— Directions for this task —
What is the number of lines in the entries below that include the word "difference"? Provide the number only.

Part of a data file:
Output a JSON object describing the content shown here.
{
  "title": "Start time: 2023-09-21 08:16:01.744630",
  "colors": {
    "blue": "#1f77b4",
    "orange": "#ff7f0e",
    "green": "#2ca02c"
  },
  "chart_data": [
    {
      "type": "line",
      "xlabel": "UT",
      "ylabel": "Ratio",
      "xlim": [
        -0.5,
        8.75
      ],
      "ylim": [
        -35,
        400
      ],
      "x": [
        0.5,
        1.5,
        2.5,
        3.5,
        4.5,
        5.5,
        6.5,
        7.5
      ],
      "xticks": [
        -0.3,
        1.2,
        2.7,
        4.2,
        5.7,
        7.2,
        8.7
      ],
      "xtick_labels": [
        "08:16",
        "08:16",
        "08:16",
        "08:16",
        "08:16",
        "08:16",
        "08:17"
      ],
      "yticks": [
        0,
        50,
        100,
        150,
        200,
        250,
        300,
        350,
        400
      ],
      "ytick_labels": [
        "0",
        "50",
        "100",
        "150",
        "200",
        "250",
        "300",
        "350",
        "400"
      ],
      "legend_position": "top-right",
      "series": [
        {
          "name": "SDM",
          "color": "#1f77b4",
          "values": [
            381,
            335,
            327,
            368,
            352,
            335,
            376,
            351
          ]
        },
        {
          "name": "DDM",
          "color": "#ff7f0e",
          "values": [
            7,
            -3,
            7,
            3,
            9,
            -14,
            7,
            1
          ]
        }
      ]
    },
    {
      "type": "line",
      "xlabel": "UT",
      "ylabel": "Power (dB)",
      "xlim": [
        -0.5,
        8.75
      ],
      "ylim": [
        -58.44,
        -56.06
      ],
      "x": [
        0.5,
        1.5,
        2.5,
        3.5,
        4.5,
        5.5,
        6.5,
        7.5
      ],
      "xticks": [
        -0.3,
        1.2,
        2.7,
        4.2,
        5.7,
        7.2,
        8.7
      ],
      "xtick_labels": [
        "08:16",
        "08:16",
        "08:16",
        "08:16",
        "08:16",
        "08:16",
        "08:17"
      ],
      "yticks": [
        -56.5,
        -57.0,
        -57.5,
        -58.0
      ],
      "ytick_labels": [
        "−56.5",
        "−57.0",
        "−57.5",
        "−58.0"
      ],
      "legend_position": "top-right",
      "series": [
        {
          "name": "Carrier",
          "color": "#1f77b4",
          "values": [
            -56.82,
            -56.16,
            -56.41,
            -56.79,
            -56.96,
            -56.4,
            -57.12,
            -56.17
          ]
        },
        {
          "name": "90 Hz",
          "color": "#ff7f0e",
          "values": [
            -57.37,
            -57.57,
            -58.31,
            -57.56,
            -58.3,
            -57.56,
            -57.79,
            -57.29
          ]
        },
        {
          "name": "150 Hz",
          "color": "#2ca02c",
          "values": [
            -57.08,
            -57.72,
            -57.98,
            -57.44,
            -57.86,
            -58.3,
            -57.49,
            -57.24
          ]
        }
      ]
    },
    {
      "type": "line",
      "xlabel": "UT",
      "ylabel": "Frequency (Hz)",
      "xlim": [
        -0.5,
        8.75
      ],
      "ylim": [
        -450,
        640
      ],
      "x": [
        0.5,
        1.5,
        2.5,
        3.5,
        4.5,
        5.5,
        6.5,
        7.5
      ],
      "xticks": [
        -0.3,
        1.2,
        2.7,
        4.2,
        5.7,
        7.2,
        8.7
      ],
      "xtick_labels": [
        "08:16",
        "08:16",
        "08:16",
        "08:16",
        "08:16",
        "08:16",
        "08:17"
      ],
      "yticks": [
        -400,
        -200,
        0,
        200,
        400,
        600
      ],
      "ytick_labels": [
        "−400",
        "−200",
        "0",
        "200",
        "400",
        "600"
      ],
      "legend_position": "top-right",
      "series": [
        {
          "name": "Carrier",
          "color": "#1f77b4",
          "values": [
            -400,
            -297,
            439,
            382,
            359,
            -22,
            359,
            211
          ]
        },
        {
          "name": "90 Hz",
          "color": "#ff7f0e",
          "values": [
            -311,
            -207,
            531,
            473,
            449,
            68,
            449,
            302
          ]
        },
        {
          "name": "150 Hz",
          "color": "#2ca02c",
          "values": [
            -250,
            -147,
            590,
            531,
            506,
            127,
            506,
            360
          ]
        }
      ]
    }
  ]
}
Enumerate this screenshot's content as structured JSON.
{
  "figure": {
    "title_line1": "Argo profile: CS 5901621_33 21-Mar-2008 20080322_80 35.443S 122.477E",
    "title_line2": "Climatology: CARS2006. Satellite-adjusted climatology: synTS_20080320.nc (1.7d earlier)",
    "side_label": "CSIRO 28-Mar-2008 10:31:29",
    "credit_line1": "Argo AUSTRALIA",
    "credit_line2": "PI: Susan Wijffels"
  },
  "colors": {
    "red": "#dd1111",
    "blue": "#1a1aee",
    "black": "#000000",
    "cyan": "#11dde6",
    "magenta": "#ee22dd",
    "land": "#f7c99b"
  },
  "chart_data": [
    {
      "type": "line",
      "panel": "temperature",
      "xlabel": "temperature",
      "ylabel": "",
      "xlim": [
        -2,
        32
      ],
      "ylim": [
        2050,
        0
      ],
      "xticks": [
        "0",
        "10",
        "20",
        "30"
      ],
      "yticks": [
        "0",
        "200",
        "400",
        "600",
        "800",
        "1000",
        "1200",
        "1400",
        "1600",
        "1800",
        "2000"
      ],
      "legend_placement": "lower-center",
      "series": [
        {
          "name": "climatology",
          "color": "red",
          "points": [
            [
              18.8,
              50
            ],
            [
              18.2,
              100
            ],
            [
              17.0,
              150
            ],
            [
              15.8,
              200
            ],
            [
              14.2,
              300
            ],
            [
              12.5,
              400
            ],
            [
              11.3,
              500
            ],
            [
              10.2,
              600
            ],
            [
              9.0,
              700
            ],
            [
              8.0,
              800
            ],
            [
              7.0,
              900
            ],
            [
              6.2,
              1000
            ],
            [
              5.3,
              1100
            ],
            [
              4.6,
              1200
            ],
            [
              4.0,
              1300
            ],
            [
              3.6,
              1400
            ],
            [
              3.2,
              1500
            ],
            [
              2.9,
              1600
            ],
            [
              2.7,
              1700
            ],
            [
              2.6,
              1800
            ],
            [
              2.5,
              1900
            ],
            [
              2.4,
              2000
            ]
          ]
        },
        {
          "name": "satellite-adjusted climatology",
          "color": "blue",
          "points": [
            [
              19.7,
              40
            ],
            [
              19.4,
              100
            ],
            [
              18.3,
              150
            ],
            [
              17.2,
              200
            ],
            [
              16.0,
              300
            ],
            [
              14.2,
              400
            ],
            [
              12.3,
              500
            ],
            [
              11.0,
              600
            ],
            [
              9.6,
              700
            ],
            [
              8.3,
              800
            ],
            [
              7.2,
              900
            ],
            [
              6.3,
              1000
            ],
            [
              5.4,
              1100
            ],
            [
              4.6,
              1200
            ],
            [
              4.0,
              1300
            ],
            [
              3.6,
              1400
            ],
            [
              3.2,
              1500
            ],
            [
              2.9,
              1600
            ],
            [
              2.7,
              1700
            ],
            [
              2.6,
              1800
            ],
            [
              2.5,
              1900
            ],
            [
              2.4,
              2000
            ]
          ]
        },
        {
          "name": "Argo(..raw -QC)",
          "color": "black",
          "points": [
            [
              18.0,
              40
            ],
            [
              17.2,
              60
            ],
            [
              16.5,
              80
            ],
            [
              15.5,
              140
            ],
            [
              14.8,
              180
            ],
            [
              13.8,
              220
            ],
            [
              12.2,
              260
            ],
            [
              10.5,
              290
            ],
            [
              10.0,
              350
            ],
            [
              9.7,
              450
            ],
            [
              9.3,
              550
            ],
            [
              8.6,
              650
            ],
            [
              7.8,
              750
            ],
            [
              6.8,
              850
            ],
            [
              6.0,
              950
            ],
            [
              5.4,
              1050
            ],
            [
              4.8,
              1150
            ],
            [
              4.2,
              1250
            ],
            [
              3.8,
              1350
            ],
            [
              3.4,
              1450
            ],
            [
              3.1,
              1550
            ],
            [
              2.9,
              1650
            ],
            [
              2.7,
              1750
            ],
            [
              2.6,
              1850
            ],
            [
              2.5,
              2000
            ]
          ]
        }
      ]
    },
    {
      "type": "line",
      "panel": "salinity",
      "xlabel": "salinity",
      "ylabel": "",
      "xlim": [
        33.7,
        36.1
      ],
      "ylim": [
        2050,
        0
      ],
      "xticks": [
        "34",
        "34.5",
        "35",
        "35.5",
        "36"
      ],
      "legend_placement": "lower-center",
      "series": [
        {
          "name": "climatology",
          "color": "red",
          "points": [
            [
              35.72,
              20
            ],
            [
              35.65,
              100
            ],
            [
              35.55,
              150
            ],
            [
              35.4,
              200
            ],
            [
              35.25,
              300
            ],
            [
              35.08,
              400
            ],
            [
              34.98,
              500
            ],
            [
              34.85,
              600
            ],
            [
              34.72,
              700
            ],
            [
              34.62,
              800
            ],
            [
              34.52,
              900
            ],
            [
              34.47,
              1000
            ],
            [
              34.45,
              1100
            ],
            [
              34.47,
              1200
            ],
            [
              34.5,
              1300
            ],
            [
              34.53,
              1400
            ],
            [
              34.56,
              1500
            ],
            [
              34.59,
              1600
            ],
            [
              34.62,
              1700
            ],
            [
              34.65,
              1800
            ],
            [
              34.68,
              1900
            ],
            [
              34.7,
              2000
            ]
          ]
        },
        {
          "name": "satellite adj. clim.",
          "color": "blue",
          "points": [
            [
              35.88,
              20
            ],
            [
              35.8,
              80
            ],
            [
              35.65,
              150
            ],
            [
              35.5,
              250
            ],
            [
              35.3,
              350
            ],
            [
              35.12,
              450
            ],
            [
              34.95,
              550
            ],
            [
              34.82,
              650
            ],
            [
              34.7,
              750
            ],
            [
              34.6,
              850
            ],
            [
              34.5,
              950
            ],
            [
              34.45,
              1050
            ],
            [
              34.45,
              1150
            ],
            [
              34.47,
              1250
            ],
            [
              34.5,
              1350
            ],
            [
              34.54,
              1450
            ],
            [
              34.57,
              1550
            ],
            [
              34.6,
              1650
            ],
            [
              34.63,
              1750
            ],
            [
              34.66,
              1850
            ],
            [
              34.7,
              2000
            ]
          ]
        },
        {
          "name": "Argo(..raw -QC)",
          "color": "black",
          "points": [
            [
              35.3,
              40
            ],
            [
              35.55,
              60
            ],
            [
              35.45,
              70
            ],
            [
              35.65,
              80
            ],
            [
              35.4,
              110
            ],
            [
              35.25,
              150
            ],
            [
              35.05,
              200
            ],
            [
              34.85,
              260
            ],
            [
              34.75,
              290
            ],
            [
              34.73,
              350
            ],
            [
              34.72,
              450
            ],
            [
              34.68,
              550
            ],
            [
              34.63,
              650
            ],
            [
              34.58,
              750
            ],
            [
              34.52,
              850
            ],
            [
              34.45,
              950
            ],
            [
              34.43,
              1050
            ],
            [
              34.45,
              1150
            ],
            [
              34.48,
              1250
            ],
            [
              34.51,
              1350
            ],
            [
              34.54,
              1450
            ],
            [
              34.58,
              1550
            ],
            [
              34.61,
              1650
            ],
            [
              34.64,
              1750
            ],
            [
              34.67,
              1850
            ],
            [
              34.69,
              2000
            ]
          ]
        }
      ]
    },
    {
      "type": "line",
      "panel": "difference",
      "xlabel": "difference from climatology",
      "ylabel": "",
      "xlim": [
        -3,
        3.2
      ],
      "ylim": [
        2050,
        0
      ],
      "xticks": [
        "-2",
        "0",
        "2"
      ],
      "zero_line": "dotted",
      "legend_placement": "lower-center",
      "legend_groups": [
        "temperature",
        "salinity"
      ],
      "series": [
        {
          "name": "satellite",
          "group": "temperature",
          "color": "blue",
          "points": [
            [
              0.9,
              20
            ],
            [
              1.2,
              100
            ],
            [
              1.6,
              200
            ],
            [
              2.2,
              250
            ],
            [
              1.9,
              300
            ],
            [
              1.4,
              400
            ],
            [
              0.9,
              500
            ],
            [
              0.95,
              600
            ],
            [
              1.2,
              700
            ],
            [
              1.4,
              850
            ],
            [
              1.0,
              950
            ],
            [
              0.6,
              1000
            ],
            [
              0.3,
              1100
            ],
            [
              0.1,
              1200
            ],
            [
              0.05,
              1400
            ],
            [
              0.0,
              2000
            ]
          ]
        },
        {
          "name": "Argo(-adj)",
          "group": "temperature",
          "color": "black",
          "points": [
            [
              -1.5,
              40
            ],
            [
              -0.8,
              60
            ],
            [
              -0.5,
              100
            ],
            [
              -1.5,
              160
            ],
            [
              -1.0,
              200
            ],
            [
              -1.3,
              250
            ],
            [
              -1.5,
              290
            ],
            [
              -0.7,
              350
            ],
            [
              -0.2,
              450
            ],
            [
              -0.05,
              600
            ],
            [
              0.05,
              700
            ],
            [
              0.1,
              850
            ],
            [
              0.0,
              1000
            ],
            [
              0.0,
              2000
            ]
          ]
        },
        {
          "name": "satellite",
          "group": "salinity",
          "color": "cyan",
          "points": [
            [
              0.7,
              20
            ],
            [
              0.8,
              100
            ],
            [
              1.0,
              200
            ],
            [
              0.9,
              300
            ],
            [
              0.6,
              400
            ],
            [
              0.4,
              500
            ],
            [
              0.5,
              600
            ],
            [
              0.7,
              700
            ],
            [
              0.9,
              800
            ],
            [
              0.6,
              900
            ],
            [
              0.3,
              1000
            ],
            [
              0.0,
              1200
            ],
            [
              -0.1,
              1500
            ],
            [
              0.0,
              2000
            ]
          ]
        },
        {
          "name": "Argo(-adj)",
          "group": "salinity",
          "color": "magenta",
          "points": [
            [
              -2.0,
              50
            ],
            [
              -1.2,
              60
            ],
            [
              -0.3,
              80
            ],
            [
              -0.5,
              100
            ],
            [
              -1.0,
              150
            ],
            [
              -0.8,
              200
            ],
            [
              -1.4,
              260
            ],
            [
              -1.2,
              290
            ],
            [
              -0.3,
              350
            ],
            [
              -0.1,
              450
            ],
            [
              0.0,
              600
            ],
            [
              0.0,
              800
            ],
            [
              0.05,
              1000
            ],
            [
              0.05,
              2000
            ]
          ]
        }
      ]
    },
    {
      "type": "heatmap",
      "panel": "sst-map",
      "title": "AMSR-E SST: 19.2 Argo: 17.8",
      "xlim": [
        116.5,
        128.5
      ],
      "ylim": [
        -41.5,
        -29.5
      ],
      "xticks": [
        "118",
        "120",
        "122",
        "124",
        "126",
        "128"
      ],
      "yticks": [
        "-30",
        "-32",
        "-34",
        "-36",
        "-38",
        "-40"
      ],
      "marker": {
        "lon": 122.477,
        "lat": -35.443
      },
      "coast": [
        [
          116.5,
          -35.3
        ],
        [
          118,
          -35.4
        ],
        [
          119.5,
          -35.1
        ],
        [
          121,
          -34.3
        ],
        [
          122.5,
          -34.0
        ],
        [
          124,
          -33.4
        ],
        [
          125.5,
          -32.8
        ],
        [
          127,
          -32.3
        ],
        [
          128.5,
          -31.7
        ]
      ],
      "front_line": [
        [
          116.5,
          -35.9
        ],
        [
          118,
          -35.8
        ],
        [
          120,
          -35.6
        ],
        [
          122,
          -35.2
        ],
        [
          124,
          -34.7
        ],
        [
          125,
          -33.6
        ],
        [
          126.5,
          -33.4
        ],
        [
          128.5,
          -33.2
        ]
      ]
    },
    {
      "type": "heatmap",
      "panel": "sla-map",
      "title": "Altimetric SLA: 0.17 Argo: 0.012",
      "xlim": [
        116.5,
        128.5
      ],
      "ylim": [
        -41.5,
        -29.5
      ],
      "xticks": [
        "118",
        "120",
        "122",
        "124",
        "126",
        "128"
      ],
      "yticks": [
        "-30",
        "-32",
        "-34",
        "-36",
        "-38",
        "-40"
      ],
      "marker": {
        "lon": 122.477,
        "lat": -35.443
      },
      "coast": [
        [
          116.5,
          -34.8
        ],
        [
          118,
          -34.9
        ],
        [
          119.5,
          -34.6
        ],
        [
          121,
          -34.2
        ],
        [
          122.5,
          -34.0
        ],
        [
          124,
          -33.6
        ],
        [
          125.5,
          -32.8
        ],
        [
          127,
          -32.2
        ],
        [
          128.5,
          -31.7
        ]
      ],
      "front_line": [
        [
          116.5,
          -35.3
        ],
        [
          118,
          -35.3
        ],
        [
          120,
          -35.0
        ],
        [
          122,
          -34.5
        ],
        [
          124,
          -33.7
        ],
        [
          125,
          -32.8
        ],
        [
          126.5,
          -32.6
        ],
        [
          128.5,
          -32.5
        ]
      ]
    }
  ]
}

— Answer —
2